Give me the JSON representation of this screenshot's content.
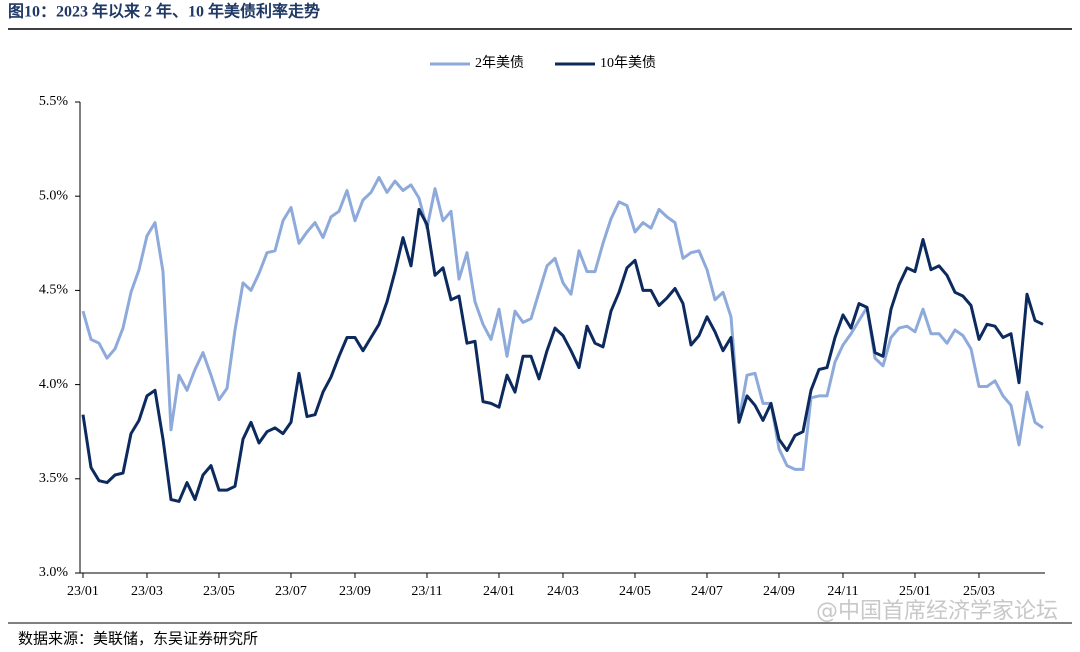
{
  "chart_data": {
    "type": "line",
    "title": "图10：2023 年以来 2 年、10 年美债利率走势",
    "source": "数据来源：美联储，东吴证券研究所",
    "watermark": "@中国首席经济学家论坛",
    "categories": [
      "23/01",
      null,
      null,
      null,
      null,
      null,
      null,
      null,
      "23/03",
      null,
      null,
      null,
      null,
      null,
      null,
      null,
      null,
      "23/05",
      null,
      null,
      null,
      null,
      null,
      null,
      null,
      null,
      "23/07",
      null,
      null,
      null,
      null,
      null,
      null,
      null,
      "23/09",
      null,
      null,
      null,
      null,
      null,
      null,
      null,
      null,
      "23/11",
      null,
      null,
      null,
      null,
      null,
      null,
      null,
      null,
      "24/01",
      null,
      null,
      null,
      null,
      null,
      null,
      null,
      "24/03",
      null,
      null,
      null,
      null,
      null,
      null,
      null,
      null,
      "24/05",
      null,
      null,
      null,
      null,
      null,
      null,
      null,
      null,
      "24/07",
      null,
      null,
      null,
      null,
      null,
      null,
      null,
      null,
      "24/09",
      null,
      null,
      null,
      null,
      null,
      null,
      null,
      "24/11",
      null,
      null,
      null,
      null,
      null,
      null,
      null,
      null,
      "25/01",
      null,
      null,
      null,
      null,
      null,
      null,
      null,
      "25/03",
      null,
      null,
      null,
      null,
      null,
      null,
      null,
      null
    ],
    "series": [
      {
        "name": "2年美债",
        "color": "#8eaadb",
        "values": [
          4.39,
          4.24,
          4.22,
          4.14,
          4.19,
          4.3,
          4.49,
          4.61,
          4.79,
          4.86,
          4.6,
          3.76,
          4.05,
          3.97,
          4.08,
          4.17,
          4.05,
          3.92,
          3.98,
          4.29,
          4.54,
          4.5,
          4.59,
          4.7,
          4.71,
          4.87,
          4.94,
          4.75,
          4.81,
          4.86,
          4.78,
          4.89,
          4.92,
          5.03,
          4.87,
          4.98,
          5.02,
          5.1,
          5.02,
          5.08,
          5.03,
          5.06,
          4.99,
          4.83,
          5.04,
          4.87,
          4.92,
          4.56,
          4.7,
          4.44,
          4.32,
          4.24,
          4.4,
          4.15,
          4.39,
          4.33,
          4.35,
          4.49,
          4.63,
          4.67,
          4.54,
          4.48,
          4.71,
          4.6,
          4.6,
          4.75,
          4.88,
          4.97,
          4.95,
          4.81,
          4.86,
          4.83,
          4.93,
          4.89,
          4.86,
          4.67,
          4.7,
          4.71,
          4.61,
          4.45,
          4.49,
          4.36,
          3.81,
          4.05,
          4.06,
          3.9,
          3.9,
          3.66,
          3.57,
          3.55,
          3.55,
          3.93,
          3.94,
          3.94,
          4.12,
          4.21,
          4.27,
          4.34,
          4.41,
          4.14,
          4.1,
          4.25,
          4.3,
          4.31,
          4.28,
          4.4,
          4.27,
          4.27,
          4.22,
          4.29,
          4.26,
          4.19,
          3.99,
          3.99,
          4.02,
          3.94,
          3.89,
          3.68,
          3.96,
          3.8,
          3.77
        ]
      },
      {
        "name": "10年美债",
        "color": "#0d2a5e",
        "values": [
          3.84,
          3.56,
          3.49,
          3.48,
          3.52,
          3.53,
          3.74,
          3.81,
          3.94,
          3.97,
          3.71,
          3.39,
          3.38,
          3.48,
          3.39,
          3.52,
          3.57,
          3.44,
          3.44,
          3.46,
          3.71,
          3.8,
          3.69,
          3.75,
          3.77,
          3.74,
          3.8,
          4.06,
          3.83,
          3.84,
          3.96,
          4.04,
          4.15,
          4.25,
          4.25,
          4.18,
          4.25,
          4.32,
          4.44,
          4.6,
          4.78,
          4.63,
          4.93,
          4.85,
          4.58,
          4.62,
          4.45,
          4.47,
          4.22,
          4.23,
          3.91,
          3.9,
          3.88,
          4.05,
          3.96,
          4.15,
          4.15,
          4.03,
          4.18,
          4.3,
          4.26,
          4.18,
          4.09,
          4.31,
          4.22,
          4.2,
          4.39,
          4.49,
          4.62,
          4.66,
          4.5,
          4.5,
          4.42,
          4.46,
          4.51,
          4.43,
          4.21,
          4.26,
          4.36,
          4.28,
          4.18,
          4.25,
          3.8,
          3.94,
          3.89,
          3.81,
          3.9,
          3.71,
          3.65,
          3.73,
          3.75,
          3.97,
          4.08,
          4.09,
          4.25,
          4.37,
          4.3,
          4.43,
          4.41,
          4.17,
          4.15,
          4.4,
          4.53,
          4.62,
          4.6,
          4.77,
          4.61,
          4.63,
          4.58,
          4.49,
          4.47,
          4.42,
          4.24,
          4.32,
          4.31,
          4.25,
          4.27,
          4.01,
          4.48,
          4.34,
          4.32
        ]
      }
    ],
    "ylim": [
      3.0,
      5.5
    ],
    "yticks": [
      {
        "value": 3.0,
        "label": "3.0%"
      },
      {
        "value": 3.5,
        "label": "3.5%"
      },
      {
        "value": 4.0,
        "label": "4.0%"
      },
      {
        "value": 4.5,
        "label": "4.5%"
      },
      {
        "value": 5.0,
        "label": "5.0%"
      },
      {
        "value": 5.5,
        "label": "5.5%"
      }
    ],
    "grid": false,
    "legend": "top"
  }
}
········
Work to complete
From the data above, copy out every line with the string "label" in it.

Exercise answer
        "label": "3.0%"
        "label": "3.5%"
        "label": "4.0%"
        "label": "4.5%"
        "label": "5.0%"
        "label": "5.5%"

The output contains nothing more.